▶ **Records shown**:

## start

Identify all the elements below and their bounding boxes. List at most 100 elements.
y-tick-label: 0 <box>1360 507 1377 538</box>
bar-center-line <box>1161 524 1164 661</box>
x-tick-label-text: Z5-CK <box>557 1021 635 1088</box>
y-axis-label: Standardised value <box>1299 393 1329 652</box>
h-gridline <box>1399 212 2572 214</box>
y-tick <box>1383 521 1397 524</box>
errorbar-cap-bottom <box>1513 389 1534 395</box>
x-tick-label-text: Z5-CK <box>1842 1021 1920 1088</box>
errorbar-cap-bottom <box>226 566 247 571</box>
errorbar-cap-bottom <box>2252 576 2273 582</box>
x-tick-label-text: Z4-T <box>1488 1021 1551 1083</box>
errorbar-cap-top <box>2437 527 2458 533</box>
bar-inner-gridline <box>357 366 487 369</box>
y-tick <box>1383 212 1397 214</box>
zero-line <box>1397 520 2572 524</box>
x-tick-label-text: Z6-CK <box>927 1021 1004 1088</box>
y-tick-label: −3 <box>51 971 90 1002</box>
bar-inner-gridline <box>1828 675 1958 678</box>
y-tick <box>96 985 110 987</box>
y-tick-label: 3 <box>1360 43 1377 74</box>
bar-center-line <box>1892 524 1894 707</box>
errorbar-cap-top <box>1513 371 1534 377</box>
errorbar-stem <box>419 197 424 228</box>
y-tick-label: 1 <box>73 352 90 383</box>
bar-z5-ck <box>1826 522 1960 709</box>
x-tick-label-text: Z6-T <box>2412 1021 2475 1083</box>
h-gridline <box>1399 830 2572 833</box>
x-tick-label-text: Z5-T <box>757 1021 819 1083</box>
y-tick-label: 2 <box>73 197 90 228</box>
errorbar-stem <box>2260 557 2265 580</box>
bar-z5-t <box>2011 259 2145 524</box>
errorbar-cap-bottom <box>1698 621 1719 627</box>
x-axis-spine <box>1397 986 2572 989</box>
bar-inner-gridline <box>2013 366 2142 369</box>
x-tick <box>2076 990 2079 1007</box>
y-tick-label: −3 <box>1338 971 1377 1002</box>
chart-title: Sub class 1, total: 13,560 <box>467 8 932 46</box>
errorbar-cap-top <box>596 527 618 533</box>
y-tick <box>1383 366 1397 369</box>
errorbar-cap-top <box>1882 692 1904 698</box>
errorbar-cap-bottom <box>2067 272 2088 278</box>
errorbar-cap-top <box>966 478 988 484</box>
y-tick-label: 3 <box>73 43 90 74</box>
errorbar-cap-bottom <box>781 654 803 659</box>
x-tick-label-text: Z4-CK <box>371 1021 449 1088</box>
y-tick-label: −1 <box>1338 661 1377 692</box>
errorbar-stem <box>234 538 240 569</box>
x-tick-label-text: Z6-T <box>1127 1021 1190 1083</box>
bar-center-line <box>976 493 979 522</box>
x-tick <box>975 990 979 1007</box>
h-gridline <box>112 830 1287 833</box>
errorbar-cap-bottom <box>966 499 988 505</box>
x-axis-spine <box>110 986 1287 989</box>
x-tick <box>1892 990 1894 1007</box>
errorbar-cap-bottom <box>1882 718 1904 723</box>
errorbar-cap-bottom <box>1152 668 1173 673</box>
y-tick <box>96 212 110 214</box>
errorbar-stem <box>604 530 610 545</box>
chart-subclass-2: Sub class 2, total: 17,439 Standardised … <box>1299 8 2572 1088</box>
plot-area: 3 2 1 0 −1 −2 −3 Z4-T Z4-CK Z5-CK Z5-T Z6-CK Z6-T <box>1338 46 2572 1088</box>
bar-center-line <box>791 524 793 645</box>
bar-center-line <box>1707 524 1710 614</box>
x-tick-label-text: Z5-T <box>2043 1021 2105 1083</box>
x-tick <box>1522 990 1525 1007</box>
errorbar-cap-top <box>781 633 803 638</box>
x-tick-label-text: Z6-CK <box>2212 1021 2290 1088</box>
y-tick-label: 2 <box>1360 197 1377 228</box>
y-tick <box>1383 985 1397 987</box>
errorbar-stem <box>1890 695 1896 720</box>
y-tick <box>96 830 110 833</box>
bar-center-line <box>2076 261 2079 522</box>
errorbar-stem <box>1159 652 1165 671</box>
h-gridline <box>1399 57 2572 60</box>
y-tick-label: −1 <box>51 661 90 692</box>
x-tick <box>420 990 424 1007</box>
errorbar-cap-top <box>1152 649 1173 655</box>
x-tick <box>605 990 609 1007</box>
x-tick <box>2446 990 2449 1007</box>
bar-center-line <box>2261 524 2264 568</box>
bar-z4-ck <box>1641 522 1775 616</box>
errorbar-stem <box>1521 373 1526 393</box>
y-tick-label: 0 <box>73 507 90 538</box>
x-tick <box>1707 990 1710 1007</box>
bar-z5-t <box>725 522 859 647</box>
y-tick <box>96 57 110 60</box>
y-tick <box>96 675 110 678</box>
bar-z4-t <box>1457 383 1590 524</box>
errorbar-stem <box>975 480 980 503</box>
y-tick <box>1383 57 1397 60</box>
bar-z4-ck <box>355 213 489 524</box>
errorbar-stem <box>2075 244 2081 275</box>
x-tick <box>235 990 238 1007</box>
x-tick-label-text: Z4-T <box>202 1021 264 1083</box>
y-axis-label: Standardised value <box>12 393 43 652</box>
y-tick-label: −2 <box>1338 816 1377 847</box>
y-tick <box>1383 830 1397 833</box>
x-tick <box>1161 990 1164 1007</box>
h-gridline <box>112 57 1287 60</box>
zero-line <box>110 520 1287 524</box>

## end

▶ **Exercise goal**: Copy the listing above, changing "Standardised value" to "Standardized value" everywhere it appears and keeping everything else the same.

▶ **In response**:
Identify all the elements below and their bounding boxes. List at most 100 elements.
y-tick-label: 0 <box>1360 507 1377 538</box>
bar-center-line <box>1161 524 1164 661</box>
x-tick-label-text: Z5-CK <box>557 1021 635 1088</box>
y-axis-label: Standardized value <box>1299 393 1329 652</box>
h-gridline <box>1399 212 2572 214</box>
y-tick <box>1383 521 1397 524</box>
errorbar-cap-bottom <box>1513 389 1534 395</box>
x-tick-label-text: Z5-CK <box>1842 1021 1920 1088</box>
errorbar-cap-bottom <box>226 566 247 571</box>
errorbar-cap-bottom <box>2252 576 2273 582</box>
x-tick-label-text: Z4-T <box>1488 1021 1551 1083</box>
errorbar-cap-top <box>2437 527 2458 533</box>
bar-inner-gridline <box>357 366 487 369</box>
y-tick <box>1383 212 1397 214</box>
zero-line <box>1397 520 2572 524</box>
x-tick-label-text: Z6-CK <box>927 1021 1004 1088</box>
y-tick-label: −3 <box>51 971 90 1002</box>
bar-inner-gridline <box>1828 675 1958 678</box>
y-tick <box>96 985 110 987</box>
y-tick-label: 3 <box>1360 43 1377 74</box>
bar-center-line <box>1892 524 1894 707</box>
errorbar-cap-top <box>1513 371 1534 377</box>
errorbar-stem <box>419 197 424 228</box>
y-tick-label: 1 <box>73 352 90 383</box>
bar-z5-ck <box>1826 522 1960 709</box>
x-tick-label-text: Z6-T <box>2412 1021 2475 1083</box>
h-gridline <box>1399 830 2572 833</box>
x-tick-label-text: Z5-T <box>757 1021 819 1083</box>
y-tick-label: 2 <box>73 197 90 228</box>
errorbar-stem <box>2260 557 2265 580</box>
bar-z5-t <box>2011 259 2145 524</box>
errorbar-cap-bottom <box>1698 621 1719 627</box>
x-axis-spine <box>1397 986 2572 989</box>
bar-inner-gridline <box>2013 366 2142 369</box>
x-tick <box>2076 990 2079 1007</box>
y-tick-label: −3 <box>1338 971 1377 1002</box>
chart-title: Sub class 1, total: 13,560 <box>467 8 932 46</box>
errorbar-cap-top <box>596 527 618 533</box>
y-tick <box>1383 366 1397 369</box>
errorbar-cap-top <box>1882 692 1904 698</box>
errorbar-cap-bottom <box>2067 272 2088 278</box>
errorbar-cap-top <box>966 478 988 484</box>
y-tick-label: 3 <box>73 43 90 74</box>
errorbar-cap-bottom <box>781 654 803 659</box>
x-tick-label-text: Z4-CK <box>371 1021 449 1088</box>
y-tick-label: −1 <box>1338 661 1377 692</box>
errorbar-stem <box>234 538 240 569</box>
x-tick-label-text: Z6-T <box>1127 1021 1190 1083</box>
bar-center-line <box>976 493 979 522</box>
x-tick <box>975 990 979 1007</box>
h-gridline <box>112 830 1287 833</box>
errorbar-cap-bottom <box>966 499 988 505</box>
x-axis-spine <box>110 986 1287 989</box>
x-tick <box>1892 990 1894 1007</box>
errorbar-cap-bottom <box>1882 718 1904 723</box>
errorbar-cap-bottom <box>1152 668 1173 673</box>
y-tick <box>96 212 110 214</box>
errorbar-stem <box>604 530 610 545</box>
chart-subclass-2: Sub class 2, total: 17,439 Standardised … <box>1299 8 2572 1088</box>
plot-area: 3 2 1 0 −1 −2 −3 Z4-T Z4-CK Z5-CK Z5-T Z6-CK Z6-T <box>1338 46 2572 1088</box>
bar-center-line <box>791 524 793 645</box>
bar-center-line <box>1707 524 1710 614</box>
x-tick-label-text: Z5-T <box>2043 1021 2105 1083</box>
x-tick <box>1522 990 1525 1007</box>
errorbar-cap-top <box>781 633 803 638</box>
x-tick-label-text: Z6-CK <box>2212 1021 2290 1088</box>
y-tick-label: 2 <box>1360 197 1377 228</box>
y-tick <box>1383 985 1397 987</box>
errorbar-stem <box>1890 695 1896 720</box>
y-tick <box>96 830 110 833</box>
bar-center-line <box>2076 261 2079 522</box>
errorbar-stem <box>1159 652 1165 671</box>
h-gridline <box>1399 57 2572 60</box>
y-tick-label: −1 <box>51 661 90 692</box>
x-tick <box>420 990 424 1007</box>
errorbar-cap-top <box>1152 649 1173 655</box>
x-tick <box>605 990 609 1007</box>
x-tick <box>2446 990 2449 1007</box>
bar-center-line <box>2261 524 2264 568</box>
bar-z4-ck <box>1641 522 1775 616</box>
errorbar-stem <box>1521 373 1526 393</box>
y-tick-label: 0 <box>73 507 90 538</box>
x-tick <box>1707 990 1710 1007</box>
bar-z5-t <box>725 522 859 647</box>
y-tick <box>96 57 110 60</box>
y-tick <box>96 675 110 678</box>
bar-z4-t <box>1457 383 1590 524</box>
errorbar-stem <box>975 480 980 503</box>
y-tick <box>1383 57 1397 60</box>
bar-z4-ck <box>355 213 489 524</box>
errorbar-stem <box>2075 244 2081 275</box>
x-tick <box>235 990 238 1007</box>
x-tick-label-text: Z4-T <box>202 1021 264 1083</box>
y-axis-label: Standardized value <box>12 393 43 652</box>
y-tick-label: −2 <box>1338 816 1377 847</box>
y-tick <box>1383 830 1397 833</box>
x-tick <box>1161 990 1164 1007</box>
h-gridline <box>112 57 1287 60</box>
zero-line <box>110 520 1287 524</box>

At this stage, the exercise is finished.